Write out each entry, exactly the way it appears.

## begin RECORDS FOR THE EXERCISE

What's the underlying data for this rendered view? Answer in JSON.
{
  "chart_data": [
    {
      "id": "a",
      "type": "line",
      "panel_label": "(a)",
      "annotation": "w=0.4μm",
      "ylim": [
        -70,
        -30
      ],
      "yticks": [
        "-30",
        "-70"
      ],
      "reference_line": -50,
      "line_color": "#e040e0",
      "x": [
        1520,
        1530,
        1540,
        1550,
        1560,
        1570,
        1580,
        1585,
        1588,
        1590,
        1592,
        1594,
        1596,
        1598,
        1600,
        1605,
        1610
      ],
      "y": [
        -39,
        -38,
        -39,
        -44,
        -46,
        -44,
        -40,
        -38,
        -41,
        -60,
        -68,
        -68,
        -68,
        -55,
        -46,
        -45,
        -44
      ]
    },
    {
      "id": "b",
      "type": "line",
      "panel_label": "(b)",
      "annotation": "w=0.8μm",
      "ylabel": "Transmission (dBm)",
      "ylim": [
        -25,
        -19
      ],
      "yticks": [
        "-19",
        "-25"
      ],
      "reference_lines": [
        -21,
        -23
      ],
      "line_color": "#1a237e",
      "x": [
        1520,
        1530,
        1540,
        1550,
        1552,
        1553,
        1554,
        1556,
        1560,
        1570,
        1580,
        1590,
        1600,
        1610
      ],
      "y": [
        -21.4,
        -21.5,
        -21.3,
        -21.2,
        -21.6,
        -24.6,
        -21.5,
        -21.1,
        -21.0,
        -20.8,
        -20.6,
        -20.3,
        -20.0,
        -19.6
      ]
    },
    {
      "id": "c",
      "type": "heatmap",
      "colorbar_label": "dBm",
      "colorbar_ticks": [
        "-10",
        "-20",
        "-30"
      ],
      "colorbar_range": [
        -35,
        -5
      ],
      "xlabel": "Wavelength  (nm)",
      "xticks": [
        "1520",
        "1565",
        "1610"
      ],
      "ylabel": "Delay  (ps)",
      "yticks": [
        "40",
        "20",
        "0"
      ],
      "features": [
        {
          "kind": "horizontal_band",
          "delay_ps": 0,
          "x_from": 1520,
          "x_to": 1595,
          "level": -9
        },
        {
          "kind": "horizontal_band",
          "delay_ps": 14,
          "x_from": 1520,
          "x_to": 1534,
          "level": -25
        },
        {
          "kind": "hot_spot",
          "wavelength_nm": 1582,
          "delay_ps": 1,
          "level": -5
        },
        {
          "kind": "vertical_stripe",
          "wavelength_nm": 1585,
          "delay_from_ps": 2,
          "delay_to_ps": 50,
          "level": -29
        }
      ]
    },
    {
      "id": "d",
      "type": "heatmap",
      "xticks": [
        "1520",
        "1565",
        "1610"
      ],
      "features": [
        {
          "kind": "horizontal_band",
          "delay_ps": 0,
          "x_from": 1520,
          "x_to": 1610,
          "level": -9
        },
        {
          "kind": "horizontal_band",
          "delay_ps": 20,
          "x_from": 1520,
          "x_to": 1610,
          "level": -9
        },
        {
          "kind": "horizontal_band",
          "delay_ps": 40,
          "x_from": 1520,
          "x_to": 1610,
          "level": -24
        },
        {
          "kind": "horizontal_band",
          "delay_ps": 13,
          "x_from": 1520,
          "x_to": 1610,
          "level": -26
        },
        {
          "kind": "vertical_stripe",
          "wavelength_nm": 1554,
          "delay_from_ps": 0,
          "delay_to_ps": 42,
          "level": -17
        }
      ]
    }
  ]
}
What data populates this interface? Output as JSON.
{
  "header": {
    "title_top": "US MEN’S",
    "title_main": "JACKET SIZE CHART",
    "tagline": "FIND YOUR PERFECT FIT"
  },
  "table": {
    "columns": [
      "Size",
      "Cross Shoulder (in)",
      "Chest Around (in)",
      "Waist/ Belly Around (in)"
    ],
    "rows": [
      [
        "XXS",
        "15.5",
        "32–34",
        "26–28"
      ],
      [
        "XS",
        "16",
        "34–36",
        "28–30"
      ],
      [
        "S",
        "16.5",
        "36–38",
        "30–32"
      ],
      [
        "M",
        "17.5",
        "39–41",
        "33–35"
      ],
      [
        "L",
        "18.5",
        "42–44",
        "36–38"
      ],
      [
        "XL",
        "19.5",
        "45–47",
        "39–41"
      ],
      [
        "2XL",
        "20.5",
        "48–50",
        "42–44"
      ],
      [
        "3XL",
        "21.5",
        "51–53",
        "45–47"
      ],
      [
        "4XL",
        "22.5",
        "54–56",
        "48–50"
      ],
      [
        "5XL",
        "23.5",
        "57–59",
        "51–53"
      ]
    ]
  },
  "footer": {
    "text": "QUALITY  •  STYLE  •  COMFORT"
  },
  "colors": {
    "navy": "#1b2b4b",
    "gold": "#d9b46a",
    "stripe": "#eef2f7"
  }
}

## end RECORDS FOR THE EXERCISE

▶ [RESULT FOR THIS EXERCISE]
What's the underlying data for this rendered view? Answer in JSON.
{
  "chart_data": [
    {
      "id": "a",
      "type": "line",
      "panel_label": "(a)",
      "annotation": "w=0.4μm",
      "ylim": [
        -70,
        -30
      ],
      "yticks": [
        "-30",
        "-70"
      ],
      "reference_line": -50,
      "line_color": "#e040e0",
      "x": [
        1520,
        1530,
        1540,
        1550,
        1560,
        1570,
        1580,
        1585,
        1588,
        1590,
        1592,
        1594,
        1596,
        1598,
        1600,
        1605,
        1610
      ],
      "y": [
        -39,
        -38,
        -39,
        -44,
        -46,
        -44,
        -40,
        -38,
        -41,
        -60,
        -68,
        -68,
        -68,
        -55,
        -46,
        -45,
        -44
      ]
    },
    {
      "id": "b",
      "type": "line",
      "panel_label": "(b)",
      "annotation": "w=0.8μm",
      "ylabel": "Transmission (dBm)",
      "ylim": [
        -25,
        -19
      ],
      "yticks": [
        "-19",
        "-25"
      ],
      "reference_lines": [
        -21,
        -23
      ],
      "line_color": "#1a237e",
      "x": [
        1520,
        1530,
        1540,
        1550,
        1552,
        1553,
        1554,
        1556,
        1560,
        1570,
        1580,
        1590,
        1600,
        1610
      ],
      "y": [
        -21.4,
        -21.5,
        -21.3,
        -21.2,
        -21.6,
        -24.6,
        -21.5,
        -21.1,
        -21.0,
        -20.8,
        -20.6,
        -20.3,
        -20.0,
        -19.6
      ]
    },
    {
      "id": "c",
      "type": "heatmap",
      "colorbar_label": "dBm",
      "colorbar_ticks": [
        "-10",
        "-20",
        "-30"
      ],
      "colorbar_range": [
        -35,
        -5
      ],
      "xlabel": "Wavelength  (nm)",
      "xticks": [
        "1520",
        "1565",
        "1610"
      ],
      "ylabel": "Delay  (ps)",
      "yticks": [
        "40",
        "20",
        "0"
      ],
      "features": [
        {
          "kind": "horizontal_band",
          "delay_ps": 0,
          "x_from": 1520,
          "x_to": 1595,
          "level": -9
        },
        {
          "kind": "horizontal_band",
          "delay_ps": 14,
          "x_from": 1520,
          "x_to": 1534,
          "level": -25
        },
        {
          "kind": "hot_spot",
          "wavelength_nm": 1582,
          "delay_ps": 1,
          "level": -5
        },
        {
          "kind": "vertical_stripe",
          "wavelength_nm": 1585,
          "delay_from_ps": 2,
          "delay_to_ps": 50,
          "level": -29
        }
      ]
    },
    {
      "id": "d",
      "type": "heatmap",
      "xticks": [
        "1520",
        "1565",
        "1610"
      ],
      "features": [
        {
          "kind": "horizontal_band",
          "delay_ps": 0,
          "x_from": 1520,
          "x_to": 1610,
          "level": -9
        },
        {
          "kind": "horizontal_band",
          "delay_ps": 20,
          "x_from": 1520,
          "x_to": 1610,
          "level": -9
        },
        {
          "kind": "horizontal_band",
          "delay_ps": 40,
          "x_from": 1520,
          "x_to": 1610,
          "level": -24
        },
        {
          "kind": "horizontal_band",
          "delay_ps": 13,
          "x_from": 1520,
          "x_to": 1610,
          "level": -26
        },
        {
          "kind": "vertical_stripe",
          "wavelength_nm": 1554,
          "delay_from_ps": 0,
          "delay_to_ps": 42,
          "level": -17
        }
      ]
    }
  ]
}
What data populates this interface? Output as JSON.
{
  "header": {
    "title_top": "US MEN’S",
    "title_main": "JACKET SIZE CHART",
    "tagline": "FIND YOUR PERFECT FIT"
  },
  "table": {
    "columns": [
      "Size",
      "Cross Shoulder (in)",
      "Chest Around (in)",
      "Waist/ Belly Around (in)"
    ],
    "rows": [
      [
        "XXS",
        "15.5",
        "32–34",
        "26–28"
      ],
      [
        "XS",
        "16",
        "34–36",
        "28–30"
      ],
      [
        "S",
        "16.5",
        "36–38",
        "30–32"
      ],
      [
        "M",
        "17.5",
        "39–41",
        "33–35"
      ],
      [
        "L",
        "18.5",
        "42–44",
        "36–38"
      ],
      [
        "XL",
        "19.5",
        "45–47",
        "39–41"
      ],
      [
        "2XL",
        "20.5",
        "48–50",
        "42–44"
      ],
      [
        "3XL",
        "21.5",
        "51–53",
        "45–47"
      ],
      [
        "4XL",
        "22.5",
        "54–56",
        "48–50"
      ],
      [
        "5XL",
        "23.5",
        "57–59",
        "51–53"
      ]
    ]
  },
  "footer": {
    "text": "QUALITY  •  STYLE  •  COMFORT"
  },
  "colors": {
    "navy": "#1b2b4b",
    "gold": "#d9b46a",
    "stripe": "#eef2f7"
  }
}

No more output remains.